---------- ENTRIES SHOWN ----------
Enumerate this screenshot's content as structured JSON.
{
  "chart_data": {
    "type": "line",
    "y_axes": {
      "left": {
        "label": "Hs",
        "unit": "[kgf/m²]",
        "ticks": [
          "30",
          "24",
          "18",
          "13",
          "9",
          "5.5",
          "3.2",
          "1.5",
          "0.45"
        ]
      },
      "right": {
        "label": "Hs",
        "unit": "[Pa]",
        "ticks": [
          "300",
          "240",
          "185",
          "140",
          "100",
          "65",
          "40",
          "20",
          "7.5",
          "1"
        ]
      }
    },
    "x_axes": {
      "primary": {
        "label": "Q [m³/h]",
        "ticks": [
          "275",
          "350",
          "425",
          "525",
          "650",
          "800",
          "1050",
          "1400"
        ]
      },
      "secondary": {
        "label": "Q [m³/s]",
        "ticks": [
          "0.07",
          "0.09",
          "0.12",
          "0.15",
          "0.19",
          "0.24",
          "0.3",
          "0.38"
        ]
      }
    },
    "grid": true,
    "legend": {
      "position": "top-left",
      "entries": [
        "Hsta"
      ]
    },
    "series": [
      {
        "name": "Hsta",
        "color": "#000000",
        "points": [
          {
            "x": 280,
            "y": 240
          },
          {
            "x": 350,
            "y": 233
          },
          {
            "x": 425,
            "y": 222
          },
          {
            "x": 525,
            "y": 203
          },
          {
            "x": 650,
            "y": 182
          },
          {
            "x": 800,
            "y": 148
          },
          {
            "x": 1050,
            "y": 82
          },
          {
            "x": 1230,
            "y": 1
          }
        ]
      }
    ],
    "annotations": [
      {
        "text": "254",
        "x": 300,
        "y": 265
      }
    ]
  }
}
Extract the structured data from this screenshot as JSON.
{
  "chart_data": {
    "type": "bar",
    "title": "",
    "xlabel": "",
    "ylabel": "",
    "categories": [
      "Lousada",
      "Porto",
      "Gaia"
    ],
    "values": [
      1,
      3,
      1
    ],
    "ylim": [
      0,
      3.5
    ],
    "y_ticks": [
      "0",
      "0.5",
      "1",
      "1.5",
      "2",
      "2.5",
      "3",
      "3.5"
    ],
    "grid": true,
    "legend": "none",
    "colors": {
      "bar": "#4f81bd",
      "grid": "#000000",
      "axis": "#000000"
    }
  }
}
----------
GIVEN TASK. Search the records for the word "screenshot" and copy every line where it occurs.

EXPECTED OUTPUT.
Enumerate this screenshot's content as structured JSON.
Extract the structured data from this screenshot as JSON.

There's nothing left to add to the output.